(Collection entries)
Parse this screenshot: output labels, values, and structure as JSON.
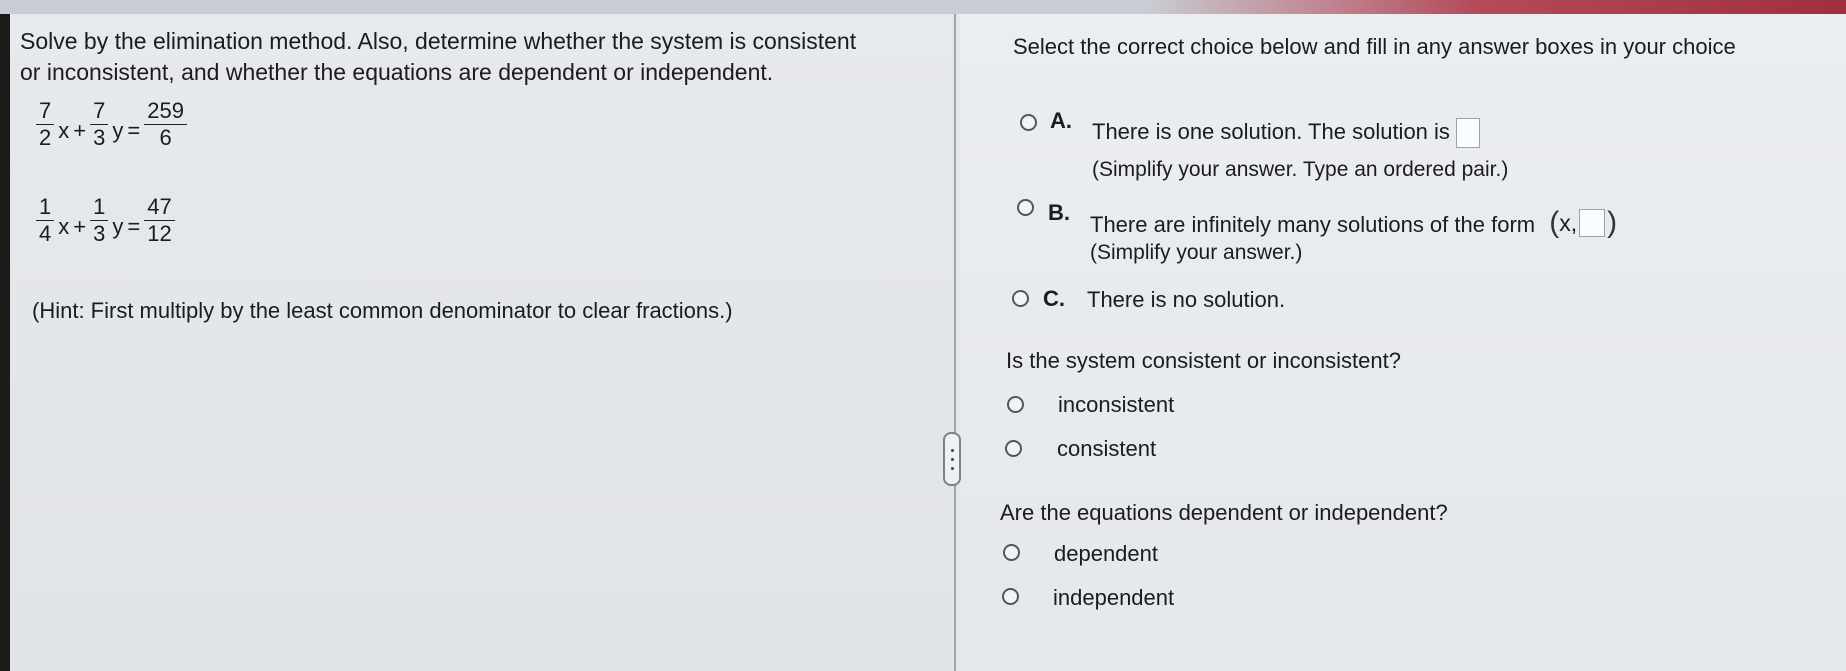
{
  "problem": {
    "instructions_line1": "Solve by the elimination method. Also, determine whether the system is consistent",
    "instructions_line2": "or inconsistent, and whether the equations are dependent or independent.",
    "eq1": {
      "a_num": "7",
      "a_den": "2",
      "x": "x",
      "plus": "+",
      "b_num": "7",
      "b_den": "3",
      "y": "y",
      "eq": "=",
      "c_num": "259",
      "c_den": "6"
    },
    "eq2": {
      "a_num": "1",
      "a_den": "4",
      "x": "x",
      "plus": "+",
      "b_num": "1",
      "b_den": "3",
      "y": "y",
      "eq": "=",
      "c_num": "47",
      "c_den": "12"
    },
    "hint": "(Hint: First multiply by the least common denominator to clear fractions.)"
  },
  "answer": {
    "prompt": "Select the correct choice below and fill in any answer boxes in your choice",
    "options": [
      {
        "letter": "A.",
        "text": "There is one solution. The solution is",
        "note": "(Simplify your answer. Type an ordered pair.)"
      },
      {
        "letter": "B.",
        "text": "There are infinitely many solutions of the form",
        "pair_left": "(",
        "pair_var": "x,",
        "pair_right": ")",
        "note": "(Simplify your answer.)"
      },
      {
        "letter": "C.",
        "text": "There is no solution."
      }
    ],
    "consistency": {
      "question": "Is the system consistent or inconsistent?",
      "choices": [
        "inconsistent",
        "consistent"
      ]
    },
    "dependence": {
      "question": "Are the equations dependent or independent?",
      "choices": [
        "dependent",
        "independent"
      ]
    }
  },
  "colors": {
    "accent_bar": "#b54a5a",
    "radio_border": "#4d5863",
    "divider": "#9ea3a9"
  }
}
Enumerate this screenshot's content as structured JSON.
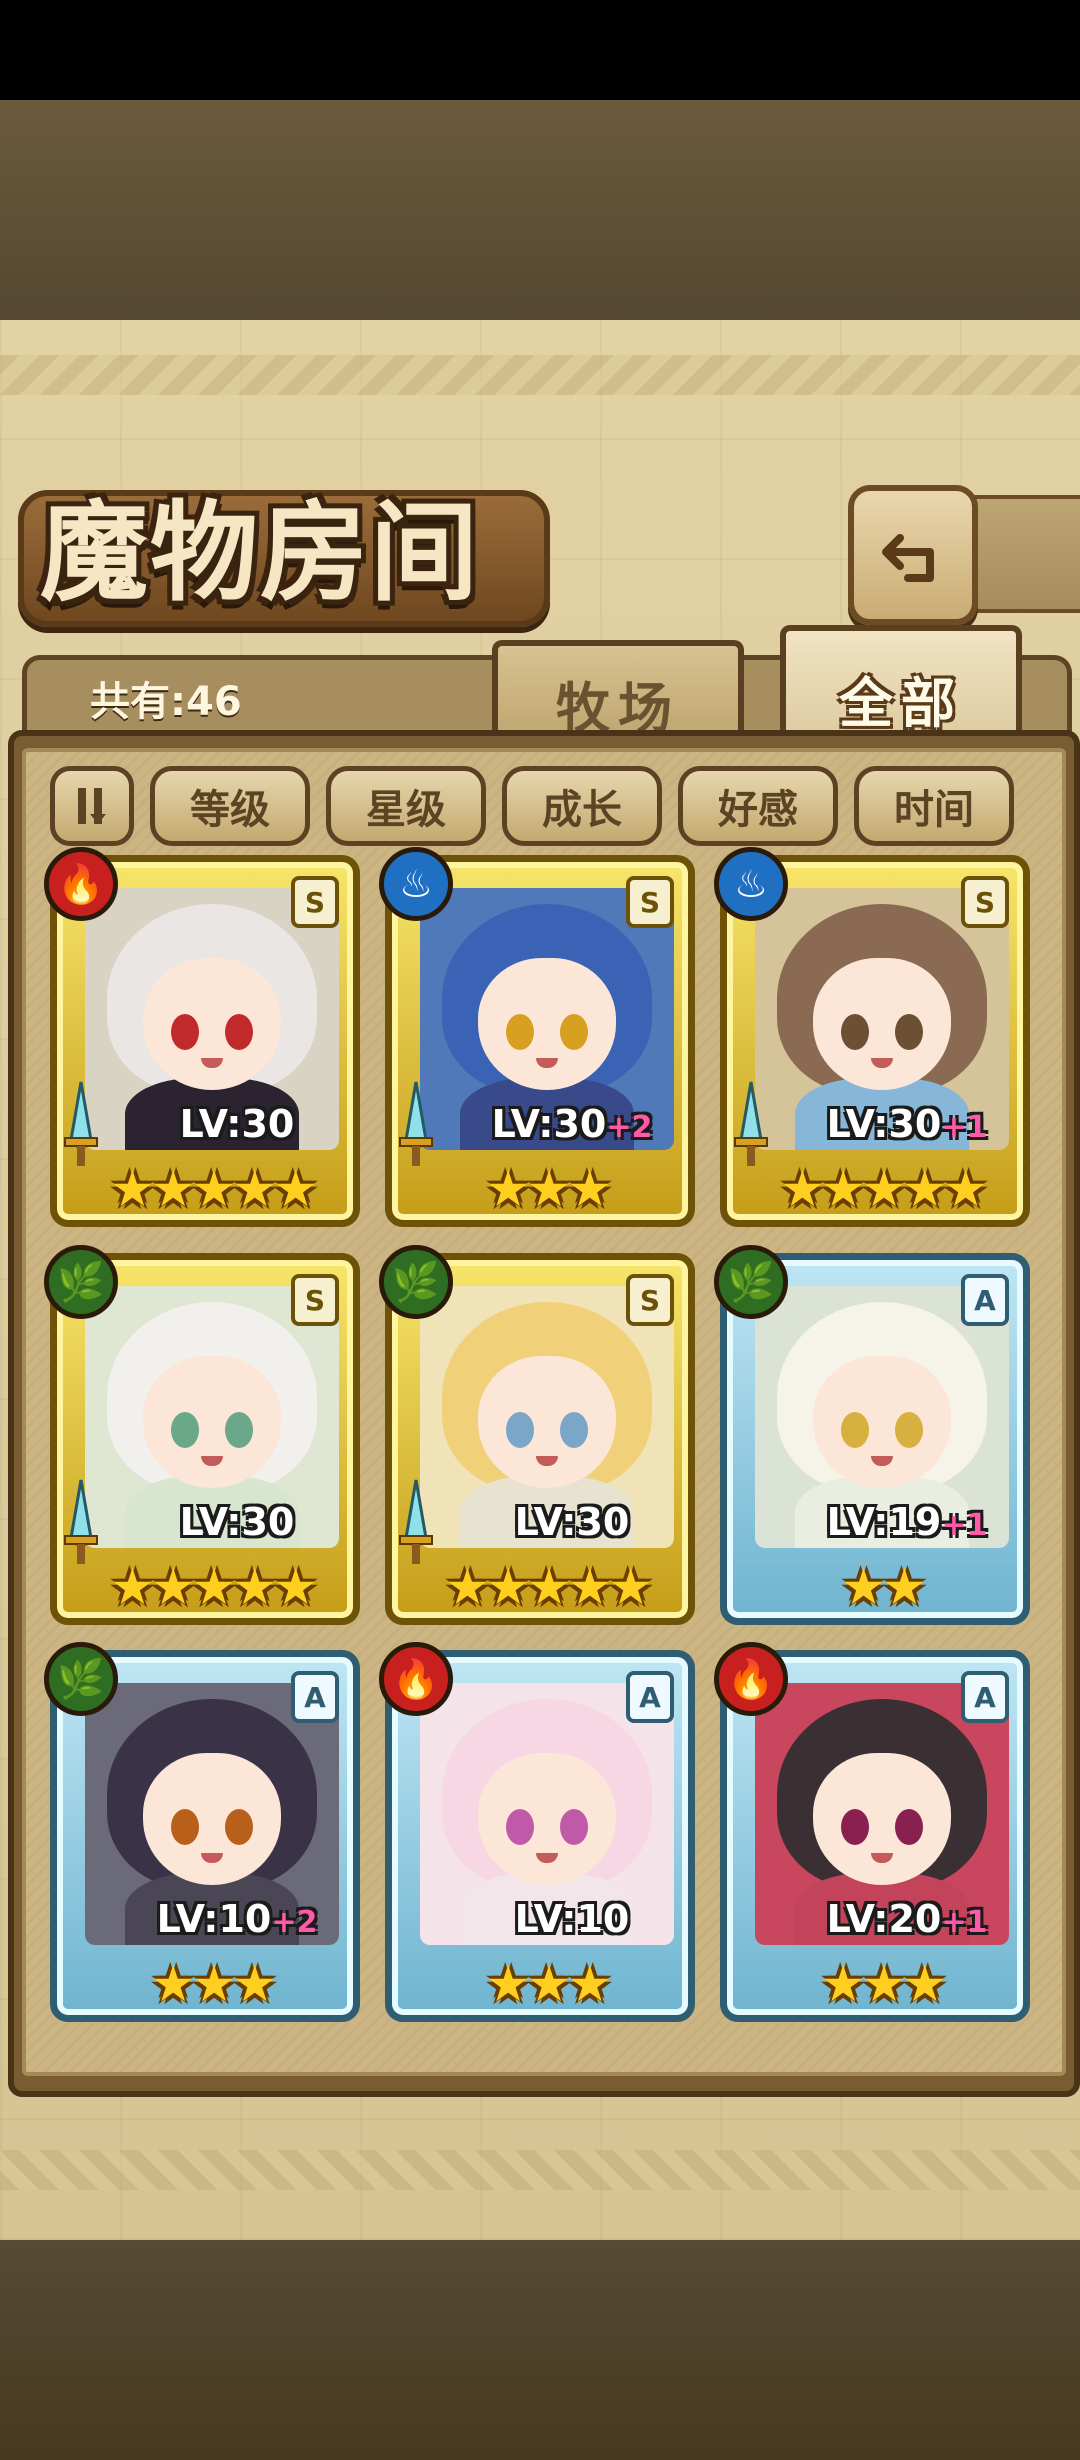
{
  "header": {
    "title": "魔物房间",
    "back_icon": "return-arrow-icon"
  },
  "tabs": {
    "count_label": "共有:46",
    "ranch": "牧场",
    "all": "全部"
  },
  "sort": {
    "toggle_icon": "sort-order-icon",
    "buttons": [
      "等级",
      "星级",
      "成长",
      "好感",
      "时间"
    ]
  },
  "monsters": [
    {
      "rank": "S",
      "element": "fire",
      "level": "LV:30",
      "plus": "",
      "stars": "★★★★★",
      "frame": "gold",
      "weapon": true
    },
    {
      "rank": "S",
      "element": "water",
      "level": "LV:30",
      "plus": "+2",
      "stars": "★★★",
      "frame": "gold",
      "weapon": true
    },
    {
      "rank": "S",
      "element": "water",
      "level": "LV:30",
      "plus": "+1",
      "stars": "★★★★★",
      "frame": "gold",
      "weapon": true
    },
    {
      "rank": "S",
      "element": "wood",
      "level": "LV:30",
      "plus": "",
      "stars": "★★★★★",
      "frame": "gold",
      "weapon": true
    },
    {
      "rank": "S",
      "element": "wood",
      "level": "LV:30",
      "plus": "",
      "stars": "★★★★★",
      "frame": "gold",
      "weapon": true
    },
    {
      "rank": "A",
      "element": "wood",
      "level": "LV:19",
      "plus": "+1",
      "stars": "★★",
      "frame": "blue",
      "weapon": false
    },
    {
      "rank": "A",
      "element": "wood",
      "level": "LV:10",
      "plus": "+2",
      "stars": "★★★",
      "frame": "blue",
      "weapon": false
    },
    {
      "rank": "A",
      "element": "fire",
      "level": "LV:10",
      "plus": "",
      "stars": "★★★",
      "frame": "blue",
      "weapon": false
    },
    {
      "rank": "A",
      "element": "fire",
      "level": "LV:20",
      "plus": "+1",
      "stars": "★★★",
      "frame": "blue",
      "weapon": false
    }
  ]
}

#### TASK DETAILS
Keep only the lines that hold the string "independent", and copy them out.

#### FINISHED TASK
    "instructions_line2": "or inconsistent, and whether the equations are dependent or independent.",
      "question": "Are the equations dependent or independent?",
        "independent"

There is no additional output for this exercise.